++++ Given data ++++
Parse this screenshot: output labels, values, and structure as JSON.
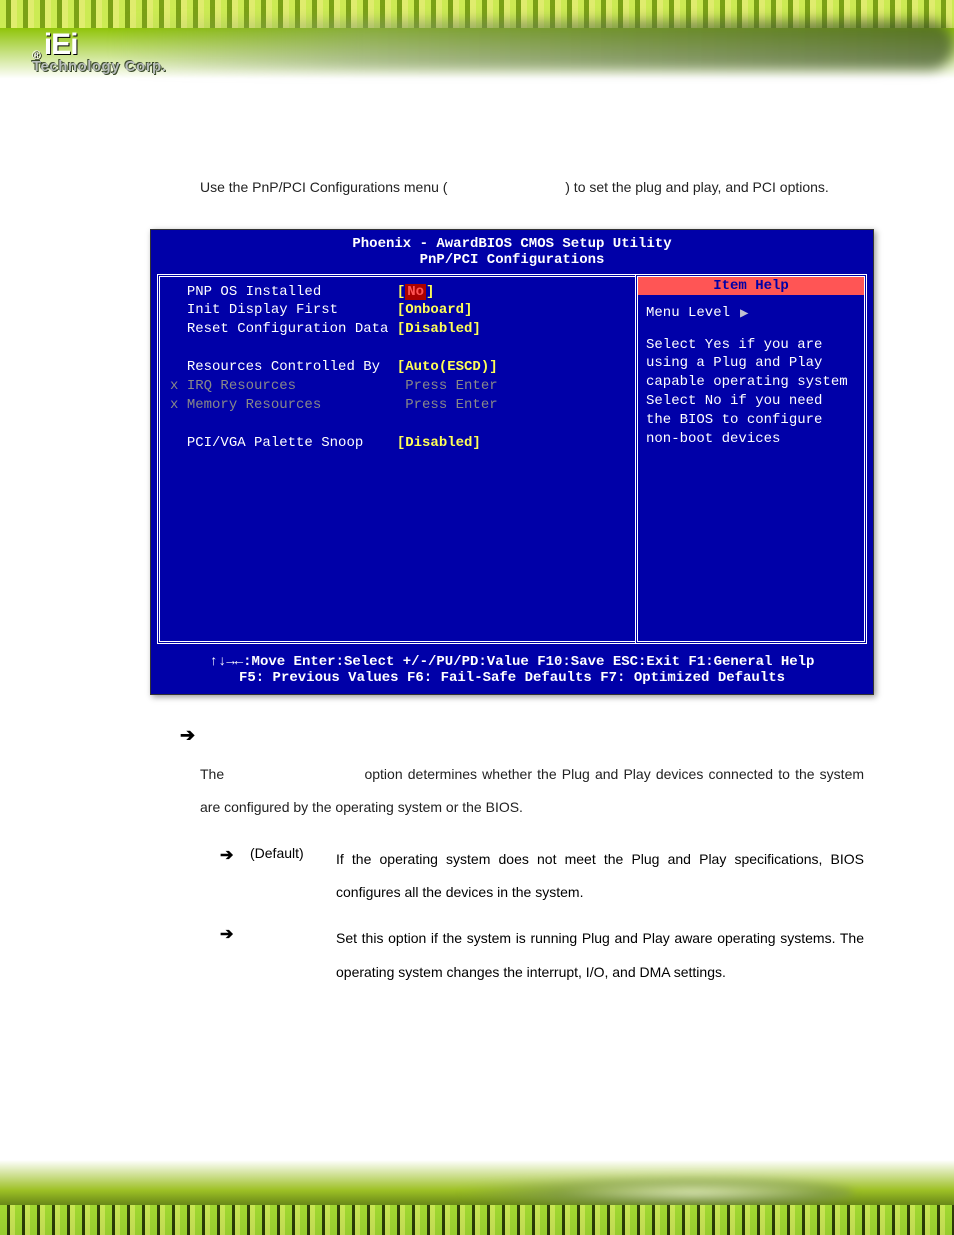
{
  "header": {
    "logo_brand": "iEi",
    "logo_sub": "Technology Corp."
  },
  "intro": {
    "text1": "Use the PnP/PCI Configurations menu (",
    "text2": ") to set the plug and play, and PCI options."
  },
  "bios": {
    "title1": "Phoenix - AwardBIOS CMOS Setup Utility",
    "title2": "PnP/PCI Configurations",
    "rows": [
      {
        "label": "PNP OS Installed",
        "value": "No",
        "style": "red",
        "prefix": "  "
      },
      {
        "label": "Init Display First",
        "value": "Onboard",
        "style": "yellow",
        "prefix": "  "
      },
      {
        "label": "Reset Configuration Data",
        "value": "Disabled",
        "style": "yellow",
        "prefix": "  "
      },
      {
        "label": "",
        "value": "",
        "style": "blank",
        "prefix": ""
      },
      {
        "label": "Resources Controlled By",
        "value": "Auto(ESCD)",
        "style": "yellow",
        "prefix": "  "
      },
      {
        "label": "IRQ Resources",
        "value": "Press Enter",
        "style": "gray",
        "prefix": "x "
      },
      {
        "label": "Memory Resources",
        "value": "Press Enter",
        "style": "gray",
        "prefix": "x "
      },
      {
        "label": "",
        "value": "",
        "style": "blank",
        "prefix": ""
      },
      {
        "label": "PCI/VGA Palette Snoop",
        "value": "Disabled",
        "style": "yellow",
        "prefix": "  "
      }
    ],
    "help_title": "Item Help",
    "help_level": "Menu Level",
    "help_text": "Select Yes if you are using a Plug and Play capable operating system Select No if you need the BIOS to configure non-boot devices",
    "footer1": "↑↓→←:Move  Enter:Select  +/-/PU/PD:Value  F10:Save  ESC:Exit  F1:General Help",
    "footer2": "F5: Previous Values    F6: Fail-Safe Defaults    F7: Optimized Defaults"
  },
  "section": {
    "para1a": "The",
    "para1b": "option determines whether the Plug and Play devices connected to the system are configured by the operating system or the BIOS."
  },
  "options": [
    {
      "default": "(Default)",
      "desc": "If the operating system does not meet the Plug and Play specifications, BIOS configures all the devices in the system."
    },
    {
      "default": "",
      "desc": "Set this option if the system is running Plug and Play aware operating systems. The operating system changes the interrupt, I/O, and DMA settings."
    }
  ],
  "colors": {
    "bios_bg": "#0000a8",
    "bios_yellow": "#ffff55",
    "bios_red_fg": "#ff5555",
    "bios_gray": "#888888"
  }
}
++++
• **What the task asks**
Without the pictures, print the records in full, exactly as they appear.

• **Exercise response**
Parse this screenshot: output labels, values, and structure as JSON.
{
  "header": {
    "logo_brand": "iEi",
    "logo_sub": "Technology Corp."
  },
  "intro": {
    "text1": "Use the PnP/PCI Configurations menu (",
    "text2": ") to set the plug and play, and PCI options."
  },
  "bios": {
    "title1": "Phoenix - AwardBIOS CMOS Setup Utility",
    "title2": "PnP/PCI Configurations",
    "rows": [
      {
        "label": "PNP OS Installed",
        "value": "No",
        "style": "red",
        "prefix": "  "
      },
      {
        "label": "Init Display First",
        "value": "Onboard",
        "style": "yellow",
        "prefix": "  "
      },
      {
        "label": "Reset Configuration Data",
        "value": "Disabled",
        "style": "yellow",
        "prefix": "  "
      },
      {
        "label": "",
        "value": "",
        "style": "blank",
        "prefix": ""
      },
      {
        "label": "Resources Controlled By",
        "value": "Auto(ESCD)",
        "style": "yellow",
        "prefix": "  "
      },
      {
        "label": "IRQ Resources",
        "value": "Press Enter",
        "style": "gray",
        "prefix": "x "
      },
      {
        "label": "Memory Resources",
        "value": "Press Enter",
        "style": "gray",
        "prefix": "x "
      },
      {
        "label": "",
        "value": "",
        "style": "blank",
        "prefix": ""
      },
      {
        "label": "PCI/VGA Palette Snoop",
        "value": "Disabled",
        "style": "yellow",
        "prefix": "  "
      }
    ],
    "help_title": "Item Help",
    "help_level": "Menu Level",
    "help_text": "Select Yes if you are using a Plug and Play capable operating system Select No if you need the BIOS to configure non-boot devices",
    "footer1": "↑↓→←:Move  Enter:Select  +/-/PU/PD:Value  F10:Save  ESC:Exit  F1:General Help",
    "footer2": "F5: Previous Values    F6: Fail-Safe Defaults    F7: Optimized Defaults"
  },
  "section": {
    "para1a": "The",
    "para1b": "option determines whether the Plug and Play devices connected to the system are configured by the operating system or the BIOS."
  },
  "options": [
    {
      "default": "(Default)",
      "desc": "If the operating system does not meet the Plug and Play specifications, BIOS configures all the devices in the system."
    },
    {
      "default": "",
      "desc": "Set this option if the system is running Plug and Play aware operating systems. The operating system changes the interrupt, I/O, and DMA settings."
    }
  ],
  "colors": {
    "bios_bg": "#0000a8",
    "bios_yellow": "#ffff55",
    "bios_red_fg": "#ff5555",
    "bios_gray": "#888888"
  }
}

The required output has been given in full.